WRITTEN PROBLEM — Below you will find a set of lines. Repeat them all exactly.

TASK DATA —

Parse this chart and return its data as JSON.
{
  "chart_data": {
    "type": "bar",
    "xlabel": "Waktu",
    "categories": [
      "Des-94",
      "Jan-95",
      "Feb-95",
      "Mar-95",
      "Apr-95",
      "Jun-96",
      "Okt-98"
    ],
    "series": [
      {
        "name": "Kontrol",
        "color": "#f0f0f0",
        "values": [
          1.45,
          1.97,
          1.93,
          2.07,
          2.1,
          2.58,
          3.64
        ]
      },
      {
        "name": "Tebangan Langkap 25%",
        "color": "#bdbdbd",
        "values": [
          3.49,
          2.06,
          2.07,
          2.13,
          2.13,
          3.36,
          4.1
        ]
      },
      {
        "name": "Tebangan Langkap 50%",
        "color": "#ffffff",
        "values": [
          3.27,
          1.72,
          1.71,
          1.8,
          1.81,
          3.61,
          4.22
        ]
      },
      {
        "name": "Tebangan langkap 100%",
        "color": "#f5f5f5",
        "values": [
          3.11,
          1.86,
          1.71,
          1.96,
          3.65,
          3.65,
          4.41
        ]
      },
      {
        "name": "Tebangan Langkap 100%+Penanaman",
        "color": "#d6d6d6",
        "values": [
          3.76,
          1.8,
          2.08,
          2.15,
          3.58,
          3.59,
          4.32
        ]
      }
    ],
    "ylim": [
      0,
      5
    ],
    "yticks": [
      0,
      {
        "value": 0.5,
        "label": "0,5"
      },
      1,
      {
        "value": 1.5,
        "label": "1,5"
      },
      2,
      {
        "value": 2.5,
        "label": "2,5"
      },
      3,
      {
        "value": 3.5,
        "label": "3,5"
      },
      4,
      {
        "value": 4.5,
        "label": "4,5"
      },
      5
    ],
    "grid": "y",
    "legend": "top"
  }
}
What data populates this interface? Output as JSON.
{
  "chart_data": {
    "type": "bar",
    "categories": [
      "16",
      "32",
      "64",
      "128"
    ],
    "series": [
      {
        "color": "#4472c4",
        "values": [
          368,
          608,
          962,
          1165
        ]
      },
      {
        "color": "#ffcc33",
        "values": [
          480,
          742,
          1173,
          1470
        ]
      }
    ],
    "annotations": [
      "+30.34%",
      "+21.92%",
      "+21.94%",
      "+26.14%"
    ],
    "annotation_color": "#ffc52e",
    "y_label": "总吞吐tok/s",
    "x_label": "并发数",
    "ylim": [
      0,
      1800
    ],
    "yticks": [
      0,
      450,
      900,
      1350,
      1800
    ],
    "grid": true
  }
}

EXPECTED ANSWER —
Parse this chart and return its data as JSON.
{
  "chart_data": {
    "type": "bar",
    "xlabel": "Waktu",
    "categories": [
      "Des-94",
      "Jan-95",
      "Feb-95",
      "Mar-95",
      "Apr-95",
      "Jun-96",
      "Okt-98"
    ],
    "series": [
      {
        "name": "Kontrol",
        "color": "#f0f0f0",
        "values": [
          1.45,
          1.97,
          1.93,
          2.07,
          2.1,
          2.58,
          3.64
        ]
      },
      {
        "name": "Tebangan Langkap 25%",
        "color": "#bdbdbd",
        "values": [
          3.49,
          2.06,
          2.07,
          2.13,
          2.13,
          3.36,
          4.1
        ]
      },
      {
        "name": "Tebangan Langkap 50%",
        "color": "#ffffff",
        "values": [
          3.27,
          1.72,
          1.71,
          1.8,
          1.81,
          3.61,
          4.22
        ]
      },
      {
        "name": "Tebangan langkap 100%",
        "color": "#f5f5f5",
        "values": [
          3.11,
          1.86,
          1.71,
          1.96,
          3.65,
          3.65,
          4.41
        ]
      },
      {
        "name": "Tebangan Langkap 100%+Penanaman",
        "color": "#d6d6d6",
        "values": [
          3.76,
          1.8,
          2.08,
          2.15,
          3.58,
          3.59,
          4.32
        ]
      }
    ],
    "ylim": [
      0,
      5
    ],
    "yticks": [
      0,
      {
        "value": 0.5,
        "label": "0,5"
      },
      1,
      {
        "value": 1.5,
        "label": "1,5"
      },
      2,
      {
        "value": 2.5,
        "label": "2,5"
      },
      3,
      {
        "value": 3.5,
        "label": "3,5"
      },
      4,
      {
        "value": 4.5,
        "label": "4,5"
      },
      5
    ],
    "grid": "y",
    "legend": "top"
  }
}
What data populates this interface? Output as JSON.
{
  "chart_data": {
    "type": "bar",
    "categories": [
      "16",
      "32",
      "64",
      "128"
    ],
    "series": [
      {
        "color": "#4472c4",
        "values": [
          368,
          608,
          962,
          1165
        ]
      },
      {
        "color": "#ffcc33",
        "values": [
          480,
          742,
          1173,
          1470
        ]
      }
    ],
    "annotations": [
      "+30.34%",
      "+21.92%",
      "+21.94%",
      "+26.14%"
    ],
    "annotation_color": "#ffc52e",
    "y_label": "总吞吐tok/s",
    "x_label": "并发数",
    "ylim": [
      0,
      1800
    ],
    "yticks": [
      0,
      450,
      900,
      1350,
      1800
    ],
    "grid": true
  }
}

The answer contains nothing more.